Start of Data section
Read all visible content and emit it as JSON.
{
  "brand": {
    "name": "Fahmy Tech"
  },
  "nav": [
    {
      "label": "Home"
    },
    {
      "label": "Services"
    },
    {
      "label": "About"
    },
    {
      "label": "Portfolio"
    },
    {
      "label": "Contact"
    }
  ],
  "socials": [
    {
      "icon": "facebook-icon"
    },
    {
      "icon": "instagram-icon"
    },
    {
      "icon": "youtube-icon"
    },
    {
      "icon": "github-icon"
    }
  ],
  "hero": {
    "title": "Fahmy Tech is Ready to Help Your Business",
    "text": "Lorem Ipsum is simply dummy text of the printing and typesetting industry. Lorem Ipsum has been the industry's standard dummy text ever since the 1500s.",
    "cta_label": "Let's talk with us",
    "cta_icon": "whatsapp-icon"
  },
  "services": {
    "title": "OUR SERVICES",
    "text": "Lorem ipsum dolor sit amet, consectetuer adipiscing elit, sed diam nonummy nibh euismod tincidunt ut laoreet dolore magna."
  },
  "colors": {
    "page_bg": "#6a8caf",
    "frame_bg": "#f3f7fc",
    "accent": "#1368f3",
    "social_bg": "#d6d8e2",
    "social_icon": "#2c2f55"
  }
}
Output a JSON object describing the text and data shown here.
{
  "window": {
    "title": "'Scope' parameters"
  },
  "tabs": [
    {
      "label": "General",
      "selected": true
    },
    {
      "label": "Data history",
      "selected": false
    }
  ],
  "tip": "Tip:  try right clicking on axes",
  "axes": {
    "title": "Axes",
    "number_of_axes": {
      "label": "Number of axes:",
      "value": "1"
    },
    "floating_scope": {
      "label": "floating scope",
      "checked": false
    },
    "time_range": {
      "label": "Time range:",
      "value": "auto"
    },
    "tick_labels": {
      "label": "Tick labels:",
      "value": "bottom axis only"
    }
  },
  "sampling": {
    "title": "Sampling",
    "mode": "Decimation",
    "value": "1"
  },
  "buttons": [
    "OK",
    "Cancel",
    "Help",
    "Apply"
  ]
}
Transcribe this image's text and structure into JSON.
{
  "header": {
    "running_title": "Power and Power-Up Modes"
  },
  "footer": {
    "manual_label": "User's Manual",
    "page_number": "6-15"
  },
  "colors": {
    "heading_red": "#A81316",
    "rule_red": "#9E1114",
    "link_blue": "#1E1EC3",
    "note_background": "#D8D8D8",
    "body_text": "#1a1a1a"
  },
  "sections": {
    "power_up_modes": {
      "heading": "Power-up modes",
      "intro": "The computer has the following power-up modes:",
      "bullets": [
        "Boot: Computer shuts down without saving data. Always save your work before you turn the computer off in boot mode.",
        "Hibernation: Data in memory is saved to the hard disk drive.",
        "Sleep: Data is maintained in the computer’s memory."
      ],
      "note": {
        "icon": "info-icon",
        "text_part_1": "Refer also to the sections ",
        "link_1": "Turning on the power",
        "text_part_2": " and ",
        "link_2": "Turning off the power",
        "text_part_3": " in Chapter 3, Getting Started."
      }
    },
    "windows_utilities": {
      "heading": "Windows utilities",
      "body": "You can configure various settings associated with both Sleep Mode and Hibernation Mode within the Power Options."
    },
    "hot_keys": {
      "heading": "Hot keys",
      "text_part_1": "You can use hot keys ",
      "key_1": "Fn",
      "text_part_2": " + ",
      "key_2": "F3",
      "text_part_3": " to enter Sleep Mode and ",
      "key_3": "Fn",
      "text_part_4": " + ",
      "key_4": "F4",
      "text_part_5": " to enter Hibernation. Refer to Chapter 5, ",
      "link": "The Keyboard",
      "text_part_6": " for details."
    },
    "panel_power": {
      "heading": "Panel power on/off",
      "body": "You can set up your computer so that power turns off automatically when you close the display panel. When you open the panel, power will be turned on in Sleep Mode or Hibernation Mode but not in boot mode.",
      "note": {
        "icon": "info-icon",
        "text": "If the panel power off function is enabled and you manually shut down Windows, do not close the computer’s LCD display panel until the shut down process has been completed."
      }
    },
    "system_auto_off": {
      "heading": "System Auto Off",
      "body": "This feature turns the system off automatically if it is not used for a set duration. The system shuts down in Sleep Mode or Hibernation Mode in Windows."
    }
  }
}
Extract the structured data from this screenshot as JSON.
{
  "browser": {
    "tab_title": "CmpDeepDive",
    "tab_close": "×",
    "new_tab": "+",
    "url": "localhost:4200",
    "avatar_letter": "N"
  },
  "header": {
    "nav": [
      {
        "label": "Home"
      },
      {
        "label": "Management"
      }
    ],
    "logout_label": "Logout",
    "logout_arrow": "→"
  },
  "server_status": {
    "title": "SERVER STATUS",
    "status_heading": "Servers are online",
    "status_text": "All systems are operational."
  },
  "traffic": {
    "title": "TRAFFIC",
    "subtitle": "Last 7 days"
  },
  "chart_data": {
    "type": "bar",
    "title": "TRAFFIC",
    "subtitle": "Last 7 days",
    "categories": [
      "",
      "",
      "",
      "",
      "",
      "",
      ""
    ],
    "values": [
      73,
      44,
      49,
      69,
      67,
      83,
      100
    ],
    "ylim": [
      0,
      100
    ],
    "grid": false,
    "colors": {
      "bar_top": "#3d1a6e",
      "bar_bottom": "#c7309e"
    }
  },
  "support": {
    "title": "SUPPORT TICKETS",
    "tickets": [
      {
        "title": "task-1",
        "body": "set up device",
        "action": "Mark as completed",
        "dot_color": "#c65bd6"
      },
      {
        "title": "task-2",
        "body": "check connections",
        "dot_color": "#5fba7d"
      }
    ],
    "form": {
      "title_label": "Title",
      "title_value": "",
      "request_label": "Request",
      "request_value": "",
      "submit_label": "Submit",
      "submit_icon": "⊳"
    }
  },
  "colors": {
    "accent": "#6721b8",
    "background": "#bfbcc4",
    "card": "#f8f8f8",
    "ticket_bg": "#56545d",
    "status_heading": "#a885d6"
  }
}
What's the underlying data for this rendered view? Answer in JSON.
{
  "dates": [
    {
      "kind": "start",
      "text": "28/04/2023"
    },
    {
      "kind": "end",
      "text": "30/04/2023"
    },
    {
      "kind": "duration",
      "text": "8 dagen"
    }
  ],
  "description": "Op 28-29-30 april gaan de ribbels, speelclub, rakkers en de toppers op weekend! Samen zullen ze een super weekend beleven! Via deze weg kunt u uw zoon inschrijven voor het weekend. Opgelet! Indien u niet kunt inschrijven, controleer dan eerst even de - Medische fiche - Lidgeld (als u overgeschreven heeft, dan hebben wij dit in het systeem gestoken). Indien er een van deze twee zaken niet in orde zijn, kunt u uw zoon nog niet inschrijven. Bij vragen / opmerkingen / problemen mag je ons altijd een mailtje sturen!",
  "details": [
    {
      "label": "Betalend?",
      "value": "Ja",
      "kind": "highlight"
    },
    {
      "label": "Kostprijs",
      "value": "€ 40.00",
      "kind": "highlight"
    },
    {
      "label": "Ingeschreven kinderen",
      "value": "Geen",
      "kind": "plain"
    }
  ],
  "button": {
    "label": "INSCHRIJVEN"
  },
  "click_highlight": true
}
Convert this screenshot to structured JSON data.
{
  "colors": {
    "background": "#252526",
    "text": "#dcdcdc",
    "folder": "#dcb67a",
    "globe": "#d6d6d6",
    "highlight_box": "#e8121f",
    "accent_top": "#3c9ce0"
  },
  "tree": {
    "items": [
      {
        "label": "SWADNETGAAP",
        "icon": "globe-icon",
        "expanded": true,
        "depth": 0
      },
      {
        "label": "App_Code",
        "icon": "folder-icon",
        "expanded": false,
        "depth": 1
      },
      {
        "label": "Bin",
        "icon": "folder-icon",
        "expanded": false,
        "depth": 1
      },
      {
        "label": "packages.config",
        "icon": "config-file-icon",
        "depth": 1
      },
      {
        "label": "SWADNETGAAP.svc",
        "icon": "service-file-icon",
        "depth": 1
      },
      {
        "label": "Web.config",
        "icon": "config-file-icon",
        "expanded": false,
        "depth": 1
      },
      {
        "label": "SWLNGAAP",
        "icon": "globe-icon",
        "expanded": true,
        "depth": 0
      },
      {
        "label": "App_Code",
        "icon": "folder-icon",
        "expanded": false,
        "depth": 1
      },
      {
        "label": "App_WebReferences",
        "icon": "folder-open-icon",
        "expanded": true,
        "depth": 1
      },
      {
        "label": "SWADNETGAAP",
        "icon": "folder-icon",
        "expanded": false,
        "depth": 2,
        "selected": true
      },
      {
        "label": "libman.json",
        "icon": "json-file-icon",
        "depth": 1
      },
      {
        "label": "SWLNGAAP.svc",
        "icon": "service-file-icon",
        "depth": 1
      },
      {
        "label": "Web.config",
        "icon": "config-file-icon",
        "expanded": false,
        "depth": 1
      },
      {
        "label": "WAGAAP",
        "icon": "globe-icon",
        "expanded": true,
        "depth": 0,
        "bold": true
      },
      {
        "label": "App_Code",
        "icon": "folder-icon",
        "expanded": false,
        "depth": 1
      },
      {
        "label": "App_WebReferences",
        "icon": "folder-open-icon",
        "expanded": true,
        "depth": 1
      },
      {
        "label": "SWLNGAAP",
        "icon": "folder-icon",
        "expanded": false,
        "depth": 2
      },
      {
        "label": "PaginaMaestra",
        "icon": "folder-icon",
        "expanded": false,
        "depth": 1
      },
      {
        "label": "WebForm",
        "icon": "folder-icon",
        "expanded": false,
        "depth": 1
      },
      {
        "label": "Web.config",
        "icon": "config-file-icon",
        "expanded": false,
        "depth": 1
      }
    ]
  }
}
End of Data section
→ **Problem statement**:
Find the word "boot" in the entries above and gather every line that holds it.

→ **Solution to this task**:
        "Boot: Computer shuts down without saving data. Always save your work before you turn the computer off in boot mode.",
      "body": "You can set up your computer so that power turns off automatically when you close the display panel. When you open the panel, power will be turned on in Sleep Mode or Hibernation Mode but not in boot mode.",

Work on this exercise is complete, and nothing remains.